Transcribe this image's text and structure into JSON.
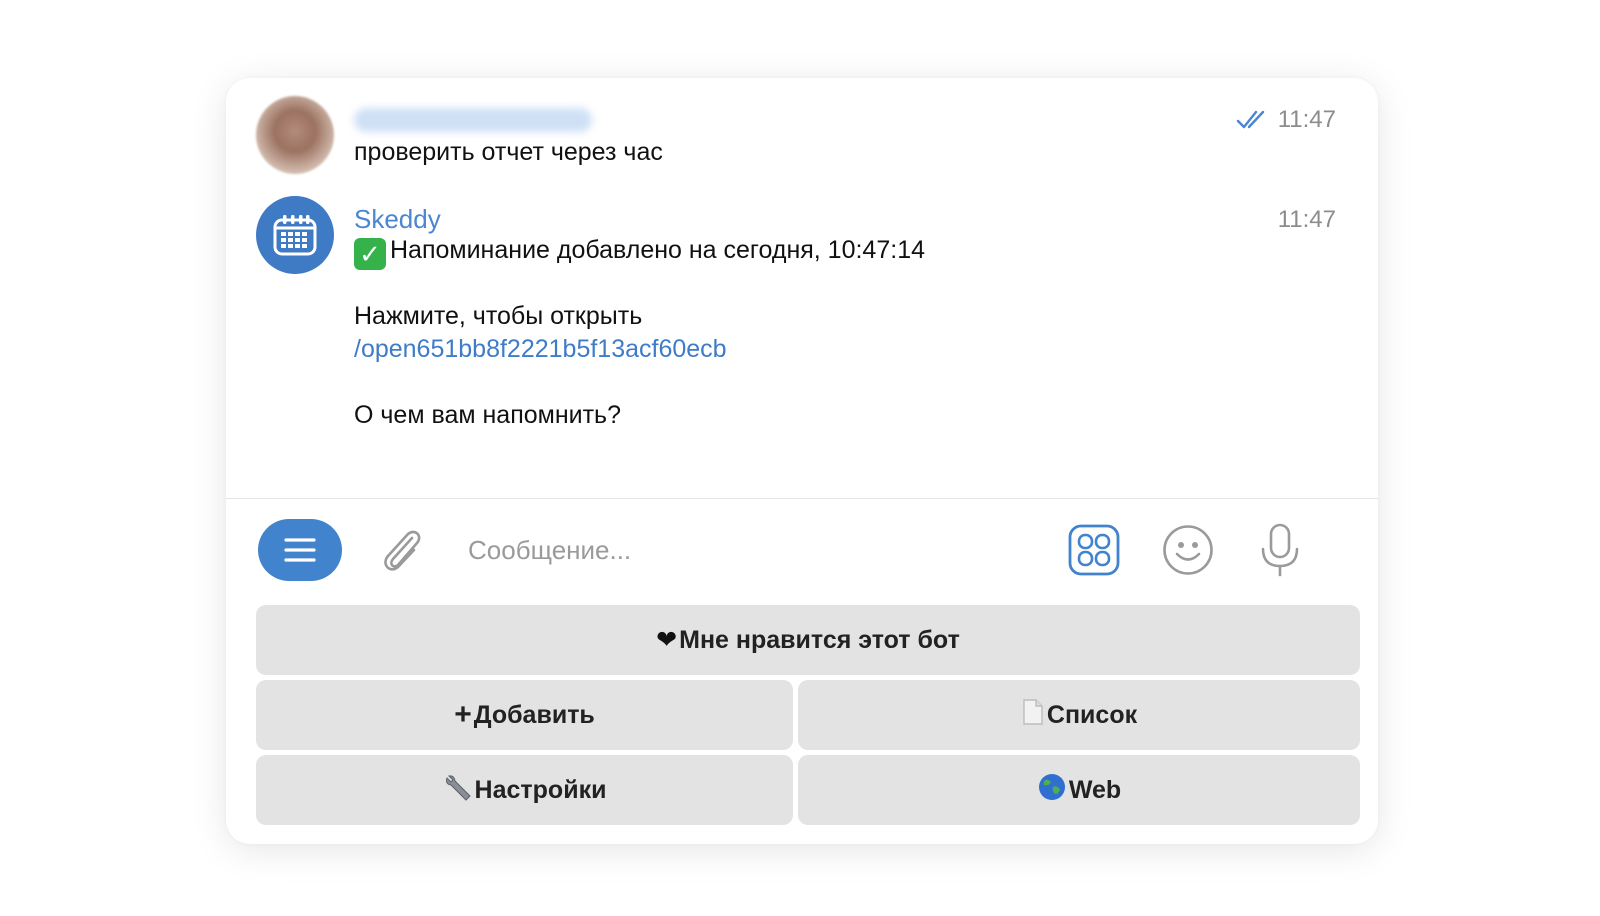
{
  "messages": [
    {
      "sender": "",
      "time": "11:47",
      "text": "проверить отчет через час"
    },
    {
      "sender": "Skeddy",
      "time": "11:47",
      "line1": "Напоминание добавлено на сегодня, 10:47:14",
      "line2": "Нажмите, чтобы открыть",
      "link": "/open651bb8f2221b5f13acf60ecb",
      "line3": "О чем вам напомнить?"
    }
  ],
  "composer": {
    "placeholder": "Сообщение..."
  },
  "keyboard": {
    "like": "Мне нравится этот бот",
    "add": "Добавить",
    "list": "Список",
    "settings": "Настройки",
    "web": "Web"
  },
  "colors": {
    "accent": "#4183cc",
    "link": "#3f7cc8",
    "button_bg": "#e3e3e3"
  },
  "icons": {
    "read_status": "double-check-icon",
    "bot_avatar": "calendar-icon",
    "menu": "menu-icon",
    "attach": "paperclip-icon",
    "apps": "apps-grid-icon",
    "emoji": "smiley-icon",
    "mic": "microphone-icon"
  }
}
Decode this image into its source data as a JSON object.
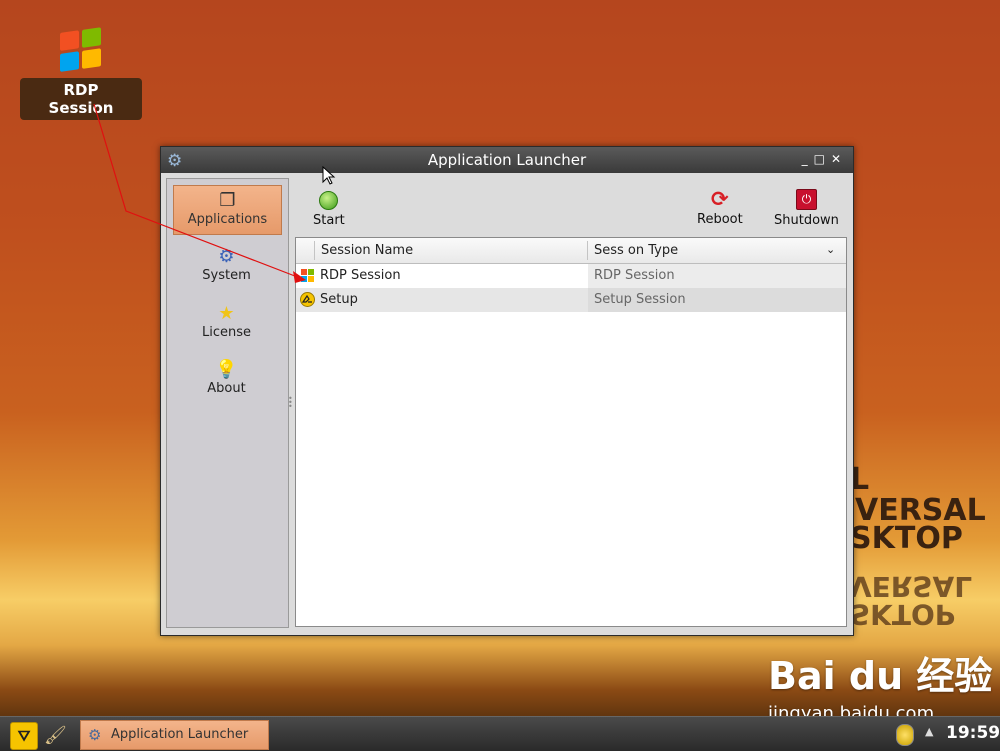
{
  "desktop": {
    "icon_label": "RDP Session",
    "watermark_lines": [
      "L",
      "VERSAL",
      "SKTOP"
    ],
    "watermark_reflection": "SKTOP VERSAL",
    "baidu_logo": "Bai du 经验",
    "baidu_url": "jingyan.baidu.com"
  },
  "window": {
    "title": "Application Launcher",
    "controls": [
      "_",
      "□",
      "✕"
    ]
  },
  "sidebar": {
    "items": [
      {
        "label": "Applications",
        "icon": "applications-icon",
        "active": true
      },
      {
        "label": "System",
        "icon": "gear-icon",
        "active": false
      },
      {
        "label": "License",
        "icon": "star-icon",
        "active": false
      },
      {
        "label": "About",
        "icon": "lightbulb-icon",
        "active": false
      }
    ]
  },
  "toolbar": {
    "start_label": "Start",
    "reboot_label": "Reboot",
    "shutdown_label": "Shutdown"
  },
  "table": {
    "columns": [
      "Session Name",
      "Sess on Type"
    ],
    "sort_indicator": "⌄",
    "rows": [
      {
        "name": "RDP Session",
        "type": "RDP Session",
        "icon": "windows-icon"
      },
      {
        "name": "Setup",
        "type": "Setup Session",
        "icon": "setup-icon"
      }
    ]
  },
  "taskbar": {
    "task_label": "Application Launcher",
    "clock": "19:59"
  },
  "colors": {
    "accent": "#e69a6a",
    "annotation": "#e01010"
  }
}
------------
Instruction: Restate the records word for word, omitting images.

Complete response:
Transcribe this image's text and structure into JSON.
{
  "messages": [
    {
      "sender": "",
      "time": "11:47",
      "text": "проверить отчет через час"
    },
    {
      "sender": "Skeddy",
      "time": "11:47",
      "line1": "Напоминание добавлено на сегодня, 10:47:14",
      "line2": "Нажмите, чтобы открыть",
      "link": "/open651bb8f2221b5f13acf60ecb",
      "line3": "О чем вам напомнить?"
    }
  ],
  "composer": {
    "placeholder": "Сообщение..."
  },
  "keyboard": {
    "like": "Мне нравится этот бот",
    "add": "Добавить",
    "list": "Список",
    "settings": "Настройки",
    "web": "Web"
  },
  "colors": {
    "accent": "#4183cc",
    "link": "#3f7cc8",
    "button_bg": "#e3e3e3"
  },
  "icons": {
    "read_status": "double-check-icon",
    "bot_avatar": "calendar-icon",
    "menu": "menu-icon",
    "attach": "paperclip-icon",
    "apps": "apps-grid-icon",
    "emoji": "smiley-icon",
    "mic": "microphone-icon"
  }
}
Decode this image into its source data as a JSON object.
{
  "desktop": {
    "icon_label": "RDP Session",
    "watermark_lines": [
      "L",
      "VERSAL",
      "SKTOP"
    ],
    "watermark_reflection": "SKTOP VERSAL",
    "baidu_logo": "Bai du 经验",
    "baidu_url": "jingyan.baidu.com"
  },
  "window": {
    "title": "Application Launcher",
    "controls": [
      "_",
      "□",
      "✕"
    ]
  },
  "sidebar": {
    "items": [
      {
        "label": "Applications",
        "icon": "applications-icon",
        "active": true
      },
      {
        "label": "System",
        "icon": "gear-icon",
        "active": false
      },
      {
        "label": "License",
        "icon": "star-icon",
        "active": false
      },
      {
        "label": "About",
        "icon": "lightbulb-icon",
        "active": false
      }
    ]
  },
  "toolbar": {
    "start_label": "Start",
    "reboot_label": "Reboot",
    "shutdown_label": "Shutdown"
  },
  "table": {
    "columns": [
      "Session Name",
      "Sess on Type"
    ],
    "sort_indicator": "⌄",
    "rows": [
      {
        "name": "RDP Session",
        "type": "RDP Session",
        "icon": "windows-icon"
      },
      {
        "name": "Setup",
        "type": "Setup Session",
        "icon": "setup-icon"
      }
    ]
  },
  "taskbar": {
    "task_label": "Application Launcher",
    "clock": "19:59"
  },
  "colors": {
    "accent": "#e69a6a",
    "annotation": "#e01010"
  }
}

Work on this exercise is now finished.